▶ [Directive] Pull out every line of the data below that contains the string "entry", matching case exactly.

-- Record set start --

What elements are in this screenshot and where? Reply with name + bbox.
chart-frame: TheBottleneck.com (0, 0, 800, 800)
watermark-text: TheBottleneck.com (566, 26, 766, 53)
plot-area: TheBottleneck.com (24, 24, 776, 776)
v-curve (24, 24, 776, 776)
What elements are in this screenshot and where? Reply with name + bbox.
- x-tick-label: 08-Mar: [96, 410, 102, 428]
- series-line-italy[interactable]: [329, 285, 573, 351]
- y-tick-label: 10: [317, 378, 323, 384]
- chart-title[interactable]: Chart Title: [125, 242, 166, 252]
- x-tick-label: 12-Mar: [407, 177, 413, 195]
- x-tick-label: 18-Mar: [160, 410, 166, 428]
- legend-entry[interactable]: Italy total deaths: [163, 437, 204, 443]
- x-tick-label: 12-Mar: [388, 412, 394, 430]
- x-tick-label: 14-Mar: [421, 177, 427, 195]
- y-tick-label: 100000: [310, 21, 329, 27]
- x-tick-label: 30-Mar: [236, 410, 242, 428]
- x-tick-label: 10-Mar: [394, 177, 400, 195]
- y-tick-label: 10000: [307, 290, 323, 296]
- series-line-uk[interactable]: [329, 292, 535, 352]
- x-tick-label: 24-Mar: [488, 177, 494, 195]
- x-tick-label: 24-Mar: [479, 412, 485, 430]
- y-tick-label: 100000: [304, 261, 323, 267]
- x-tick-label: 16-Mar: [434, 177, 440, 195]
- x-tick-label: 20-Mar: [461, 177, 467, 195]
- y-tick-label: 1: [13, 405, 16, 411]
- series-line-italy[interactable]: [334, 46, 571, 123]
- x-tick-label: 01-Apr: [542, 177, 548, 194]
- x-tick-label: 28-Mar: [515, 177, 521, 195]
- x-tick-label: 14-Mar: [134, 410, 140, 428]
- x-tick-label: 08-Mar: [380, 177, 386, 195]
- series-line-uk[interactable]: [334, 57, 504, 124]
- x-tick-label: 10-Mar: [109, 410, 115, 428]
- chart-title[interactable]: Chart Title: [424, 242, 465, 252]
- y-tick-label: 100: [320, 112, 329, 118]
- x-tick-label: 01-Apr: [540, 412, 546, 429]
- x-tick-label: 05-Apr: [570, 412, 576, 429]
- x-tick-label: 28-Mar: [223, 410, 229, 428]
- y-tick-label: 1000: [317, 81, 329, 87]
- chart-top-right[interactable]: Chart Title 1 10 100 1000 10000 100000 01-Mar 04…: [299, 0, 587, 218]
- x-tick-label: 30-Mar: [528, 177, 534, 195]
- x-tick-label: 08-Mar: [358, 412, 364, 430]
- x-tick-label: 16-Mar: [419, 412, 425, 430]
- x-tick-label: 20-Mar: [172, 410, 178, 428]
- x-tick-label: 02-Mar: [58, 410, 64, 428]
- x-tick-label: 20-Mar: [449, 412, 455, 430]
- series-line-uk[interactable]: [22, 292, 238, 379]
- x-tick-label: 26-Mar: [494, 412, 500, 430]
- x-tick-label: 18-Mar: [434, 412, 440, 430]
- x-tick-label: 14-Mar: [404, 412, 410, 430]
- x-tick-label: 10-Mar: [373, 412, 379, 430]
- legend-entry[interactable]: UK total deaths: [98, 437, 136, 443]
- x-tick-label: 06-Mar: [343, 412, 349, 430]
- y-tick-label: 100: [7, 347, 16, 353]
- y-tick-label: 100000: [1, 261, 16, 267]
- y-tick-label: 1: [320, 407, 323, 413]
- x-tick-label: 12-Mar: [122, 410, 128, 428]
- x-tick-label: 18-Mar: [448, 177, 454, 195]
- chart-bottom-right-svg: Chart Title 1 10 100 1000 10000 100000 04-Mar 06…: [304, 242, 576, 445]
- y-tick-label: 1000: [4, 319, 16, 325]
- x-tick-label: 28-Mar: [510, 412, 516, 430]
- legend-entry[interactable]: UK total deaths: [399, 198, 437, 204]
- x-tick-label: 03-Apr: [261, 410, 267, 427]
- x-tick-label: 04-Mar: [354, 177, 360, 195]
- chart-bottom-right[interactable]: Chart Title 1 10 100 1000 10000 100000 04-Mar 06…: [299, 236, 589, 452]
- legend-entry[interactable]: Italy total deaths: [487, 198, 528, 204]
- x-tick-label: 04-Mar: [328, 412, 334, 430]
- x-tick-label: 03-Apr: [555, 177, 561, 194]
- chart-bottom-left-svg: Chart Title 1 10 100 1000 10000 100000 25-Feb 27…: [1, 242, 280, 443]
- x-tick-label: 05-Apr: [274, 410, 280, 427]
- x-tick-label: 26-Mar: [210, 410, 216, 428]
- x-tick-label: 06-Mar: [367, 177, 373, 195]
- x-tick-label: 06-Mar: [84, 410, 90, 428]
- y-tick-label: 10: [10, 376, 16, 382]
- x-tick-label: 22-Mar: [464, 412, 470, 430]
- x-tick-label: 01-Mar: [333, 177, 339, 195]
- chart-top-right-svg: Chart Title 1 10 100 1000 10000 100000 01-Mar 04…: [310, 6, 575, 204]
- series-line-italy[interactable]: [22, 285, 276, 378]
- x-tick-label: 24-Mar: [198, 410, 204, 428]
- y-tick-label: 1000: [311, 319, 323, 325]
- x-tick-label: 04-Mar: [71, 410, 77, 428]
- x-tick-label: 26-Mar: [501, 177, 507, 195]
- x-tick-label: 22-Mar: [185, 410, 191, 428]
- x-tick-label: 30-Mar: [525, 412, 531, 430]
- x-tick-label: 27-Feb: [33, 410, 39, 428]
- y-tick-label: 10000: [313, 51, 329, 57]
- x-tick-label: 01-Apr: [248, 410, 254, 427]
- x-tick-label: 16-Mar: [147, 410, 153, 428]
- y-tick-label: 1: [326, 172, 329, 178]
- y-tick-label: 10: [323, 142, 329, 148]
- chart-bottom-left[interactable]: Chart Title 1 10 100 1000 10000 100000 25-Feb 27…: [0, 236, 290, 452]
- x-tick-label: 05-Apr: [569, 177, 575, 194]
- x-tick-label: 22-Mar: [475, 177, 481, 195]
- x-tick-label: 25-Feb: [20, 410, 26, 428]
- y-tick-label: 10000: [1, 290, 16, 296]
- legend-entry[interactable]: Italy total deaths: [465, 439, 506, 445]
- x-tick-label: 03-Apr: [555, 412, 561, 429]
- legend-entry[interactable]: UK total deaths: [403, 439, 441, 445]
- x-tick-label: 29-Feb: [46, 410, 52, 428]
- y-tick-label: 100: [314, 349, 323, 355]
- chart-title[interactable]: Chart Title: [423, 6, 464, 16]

-- Record set end --

▶ [Finished task]
- legend-entry[interactable]: Italy total deaths: [163, 437, 204, 443]
- legend-entry[interactable]: UK total deaths: [98, 437, 136, 443]
- legend-entry[interactable]: UK total deaths: [399, 198, 437, 204]
- legend-entry[interactable]: Italy total deaths: [487, 198, 528, 204]
- legend-entry[interactable]: Italy total deaths: [465, 439, 506, 445]
- legend-entry[interactable]: UK total deaths: [403, 439, 441, 445]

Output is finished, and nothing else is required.